>> Begin

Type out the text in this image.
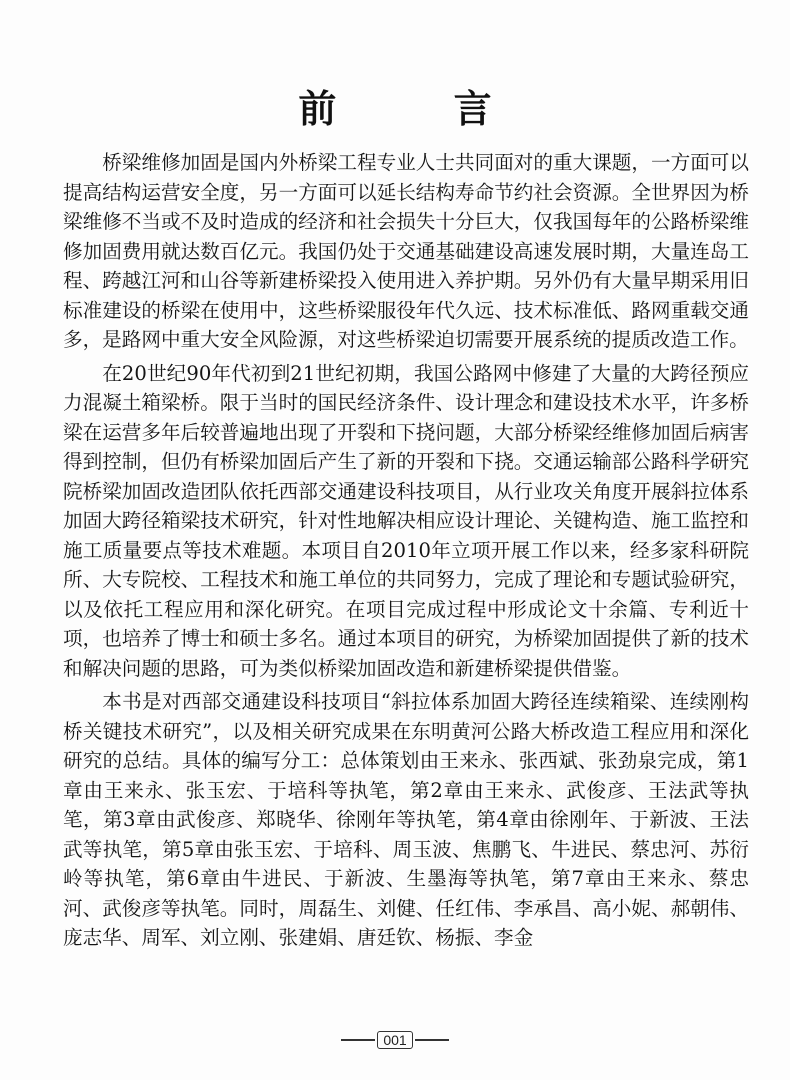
前 言

桥梁维修加固是国内外桥梁工程专业人士共同面对的重大课题，一方面可以提高结构运营安全度，另一方面可以延长结构寿命节约社会资源。全世界因为桥梁维修不当或不及时造成的经济和社会损失十分巨大，仅我国每年的公路桥梁维修加固费用就达数百亿元。我国仍处于交通基础建设高速发展时期，大量连岛工程、跨越江河和山谷等新建桥梁投入使用进入养护期。另外仍有大量早期采用旧标准建设的桥梁在使用中，这些桥梁服役年代久远、技术标准低、路网重载交通多，是路网中重大安全风险源，对这些桥梁迫切需要开展系统的提质改造工作。

在20世纪90年代初到21世纪初期，我国公路网中修建了大量的大跨径预应力混凝土箱梁桥。限于当时的国民经济条件、设计理念和建设技术水平，许多桥梁在运营多年后较普遍地出现了开裂和下挠问题，大部分桥梁经维修加固后病害得到控制，但仍有桥梁加固后产生了新的开裂和下挠。交通运输部公路科学研究院桥梁加固改造团队依托西部交通建设科技项目，从行业攻关角度开展斜拉体系加固大跨径箱梁技术研究，针对性地解决相应设计理论、关键构造、施工监控和施工质量要点等技术难题。本项目自2010年立项开展工作以来，经多家科研院所、大专院校、工程技术和施工单位的共同努力，完成了理论和专题试验研究，以及依托工程应用和深化研究。在项目完成过程中形成论文十余篇、专利近十项，也培养了博士和硕士多名。通过本项目的研究，为桥梁加固提供了新的技术和解决问题的思路，可为类似桥梁加固改造和新建桥梁提供借鉴。

本书是对西部交通建设科技项目“斜拉体系加固大跨径连续箱梁、连续刚构桥关键技术研究”，以及相关研究成果在东明黄河公路大桥改造工程应用和深化研究的总结。具体的编写分工：总体策划由王来永、张西斌、张劲泉完成，第1章由王来永、张玉宏、于培科等执笔，第2章由王来永、武俊彦、王法武等执笔，第3章由武俊彦、郑晓华、徐刚年等执笔，第4章由徐刚年、于新波、王法武等执笔，第5章由张玉宏、于培科、周玉波、焦鹏飞、牛进民、蔡忠河、苏衍岭等执笔，第6章由牛进民、于新波、生墨海等执笔，第7章由王来永、蔡忠河、武俊彦等执笔。同时，周磊生、刘健、任红伟、李承昌、高小妮、郝朝伟、庞志华、周军、刘立刚、张建娟、唐廷钦、杨振、李金

001
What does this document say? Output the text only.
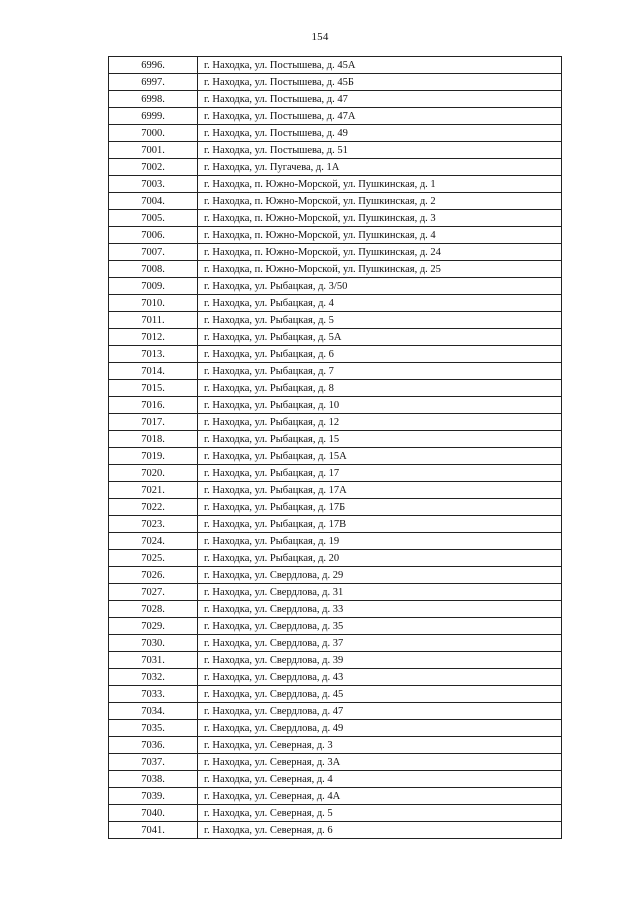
154
6996.	г. Находка, ул. Постышева, д. 45А
6997.	г. Находка, ул. Постышева, д. 45Б
6998.	г. Находка, ул. Постышева, д. 47
6999.	г. Находка, ул. Постышева, д. 47А
7000.	г. Находка, ул. Постышева, д. 49
7001.	г. Находка, ул. Постышева, д. 51
7002.	г. Находка, ул. Пугачева, д. 1А
7003.	г. Находка, п. Южно-Морской, ул. Пушкинская, д. 1
7004.	г. Находка, п. Южно-Морской, ул. Пушкинская, д. 2
7005.	г. Находка, п. Южно-Морской, ул. Пушкинская, д. 3
7006.	г. Находка, п. Южно-Морской, ул. Пушкинская, д. 4
7007.	г. Находка, п. Южно-Морской, ул. Пушкинская, д. 24
7008.	г. Находка, п. Южно-Морской, ул. Пушкинская, д. 25
7009.	г. Находка, ул. Рыбацкая, д. 3/50
7010.	г. Находка, ул. Рыбацкая, д. 4
7011.	г. Находка, ул. Рыбацкая, д. 5
7012.	г. Находка, ул. Рыбацкая, д. 5А
7013.	г. Находка, ул. Рыбацкая, д. 6
7014.	г. Находка, ул. Рыбацкая, д. 7
7015.	г. Находка, ул. Рыбацкая, д. 8
7016.	г. Находка, ул. Рыбацкая, д. 10
7017.	г. Находка, ул. Рыбацкая, д. 12
7018.	г. Находка, ул. Рыбацкая, д. 15
7019.	г. Находка, ул. Рыбацкая, д. 15А
7020.	г. Находка, ул. Рыбацкая, д. 17
7021.	г. Находка, ул. Рыбацкая, д. 17А
7022.	г. Находка, ул. Рыбацкая, д. 17Б
7023.	г. Находка, ул. Рыбацкая, д. 17В
7024.	г. Находка, ул. Рыбацкая, д. 19
7025.	г. Находка, ул. Рыбацкая, д. 20
7026.	г. Находка, ул. Свердлова, д. 29
7027.	г. Находка, ул. Свердлова, д. 31
7028.	г. Находка, ул. Свердлова, д. 33
7029.	г. Находка, ул. Свердлова, д. 35
7030.	г. Находка, ул. Свердлова, д. 37
7031.	г. Находка, ул. Свердлова, д. 39
7032.	г. Находка, ул. Свердлова, д. 43
7033.	г. Находка, ул. Свердлова, д. 45
7034.	г. Находка, ул. Свердлова, д. 47
7035.	г. Находка, ул. Свердлова, д. 49
7036.	г. Находка, ул. Северная, д. 3
7037.	г. Находка, ул. Северная, д. 3А
7038.	г. Находка, ул. Северная, д. 4
7039.	г. Находка, ул. Северная, д. 4А
7040.	г. Находка, ул. Северная, д. 5
7041.	г. Находка, ул. Северная, д. 6
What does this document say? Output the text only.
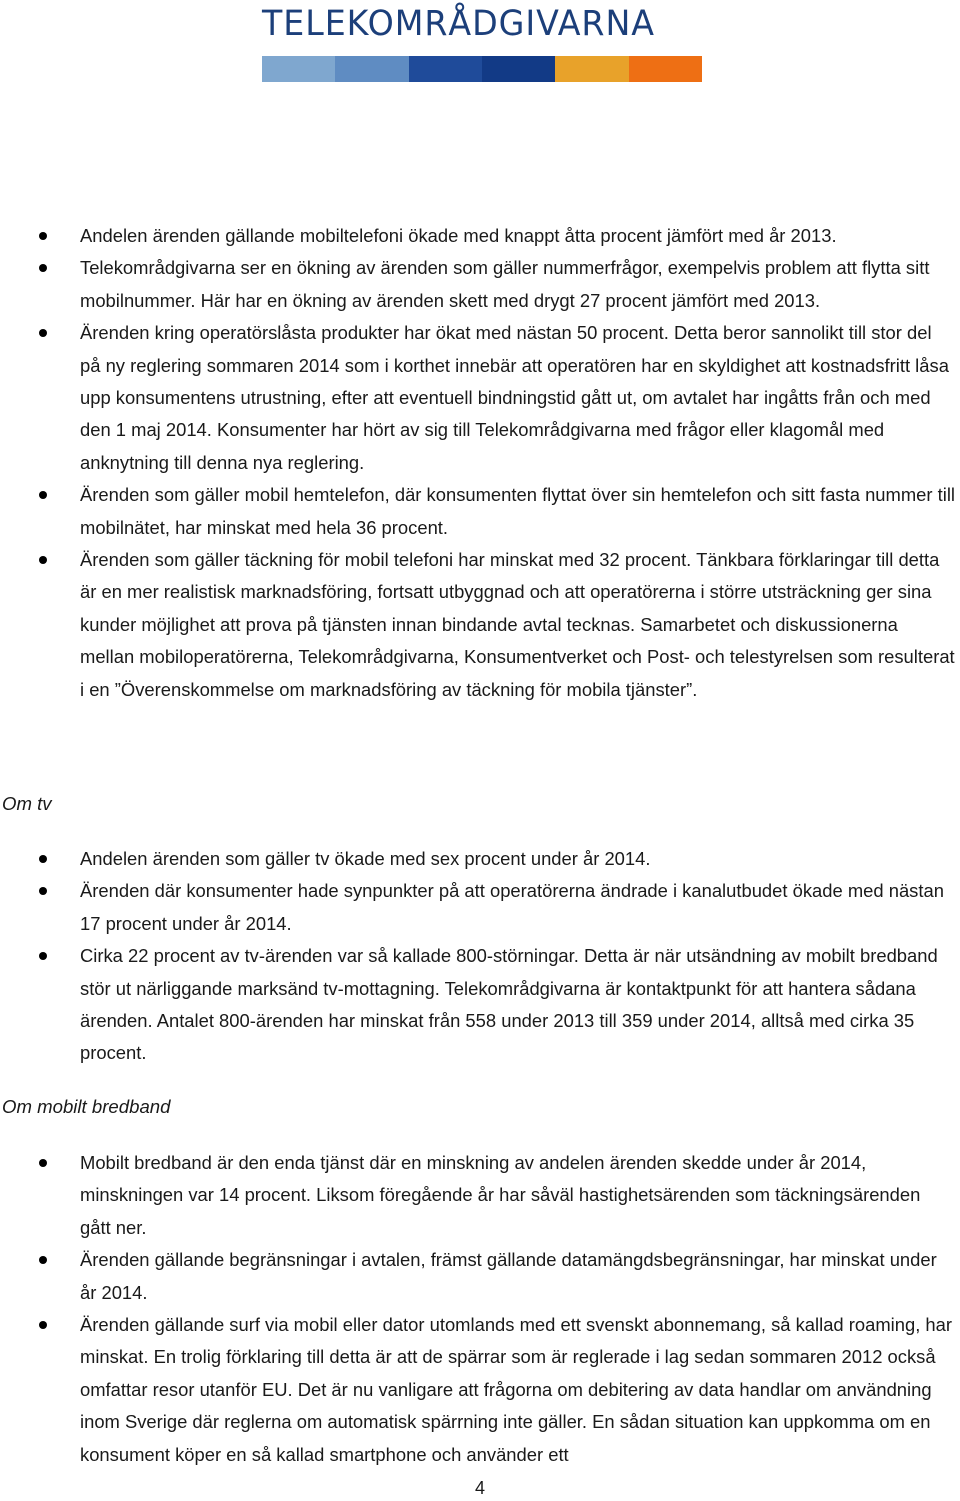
TELEKOMRÅDGIVARNA
Andelen ärenden gällande mobiltelefoni ökade med knappt åtta procent jämfört med år 2013.
Telekområdgivarna ser en ökning av ärenden som gäller nummerfrågor, exempelvis problem att flytta sitt mobilnummer. Här har en ökning av ärenden skett med drygt 27 procent jämfört med 2013.
Ärenden kring operatörslåsta produkter har ökat med nästan 50 procent. Detta beror sannolikt till stor del på ny reglering sommaren 2014 som i korthet innebär att operatören har en skyldighet att kostnadsfritt låsa upp konsumentens utrustning, efter att eventuell bindningstid gått ut, om avtalet har ingåtts från och med den 1 maj 2014. Konsumenter har hört av sig till Telekområdgivarna med frågor eller klagomål med anknytning till denna nya reglering.
Ärenden som gäller mobil hemtelefon, där konsumenten flyttat över sin hemtelefon och sitt fasta nummer till mobilnätet, har minskat med hela 36 procent.
Ärenden som gäller täckning för mobil telefoni har minskat med 32 procent. Tänkbara förklaringar till detta är en mer realistisk marknadsföring, fortsatt utbyggnad och att operatörerna i större utsträckning ger sina kunder möjlighet att prova på tjänsten innan bindande avtal tecknas. Samarbetet och diskussionerna mellan mobiloperatörerna, Telekområdgivarna, Konsumentverket och Post- och telestyrelsen som resulterat i en ”Överenskommelse om marknadsföring av täckning för mobila tjänster”.
Om tv
Andelen ärenden som gäller tv ökade med sex procent under år 2014.
Ärenden där konsumenter hade synpunkter på att operatörerna ändrade i kanalutbudet ökade med nästan 17 procent under år 2014.
Cirka 22 procent av tv-ärenden var så kallade 800-störningar. Detta är när utsändning av mobilt bredband stör ut närliggande marksänd tv-mottagning. Telekområdgivarna är kontaktpunkt för att hantera sådana ärenden. Antalet 800-ärenden har minskat från 558 under 2013 till 359 under 2014, alltså med cirka 35 procent.
Om mobilt bredband
Mobilt bredband är den enda tjänst där en minskning av andelen ärenden skedde under år 2014, minskningen var 14 procent. Liksom föregående år har såväl hastighetsärenden som täckningsärenden gått ner.
Ärenden gällande begränsningar i avtalen, främst gällande datamängdsbegränsningar, har minskat under år 2014.
Ärenden gällande surf via mobil eller dator utomlands med ett svenskt abonnemang, så kallad roaming, har minskat. En trolig förklaring till detta är att de spärrar som är reglerade i lag sedan sommaren 2012 också omfattar resor utanför EU. Det är nu vanligare att frågorna om debitering av data handlar om användning inom Sverige där reglerna om automatisk spärrning inte gäller. En sådan situation kan uppkomma om en konsument köper en så kallad smartphone och använder ett
4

>> End

From the entries above, copy each line holding "nästan".

▶ _ANSWER TO THE EXERCISE_
Ärenden kring operatörslåsta produkter har ökat med nästan 50 procent. Detta beror sannolikt till stor del på ny reglering sommaren 2014 som i korthet innebär att operatören har en skyldighet att kostnadsfritt låsa upp konsumentens utrustning, efter att eventuell bindningstid gått ut, om avtalet har ingåtts från och med den 1 maj 2014. Konsumenter har hört av sig till Telekområdgivarna med frågor eller klagomål med anknytning till denna nya reglering.
Ärenden där konsumenter hade synpunkter på att operatörerna ändrade i kanalutbudet ökade med nästan 17 procent under år 2014.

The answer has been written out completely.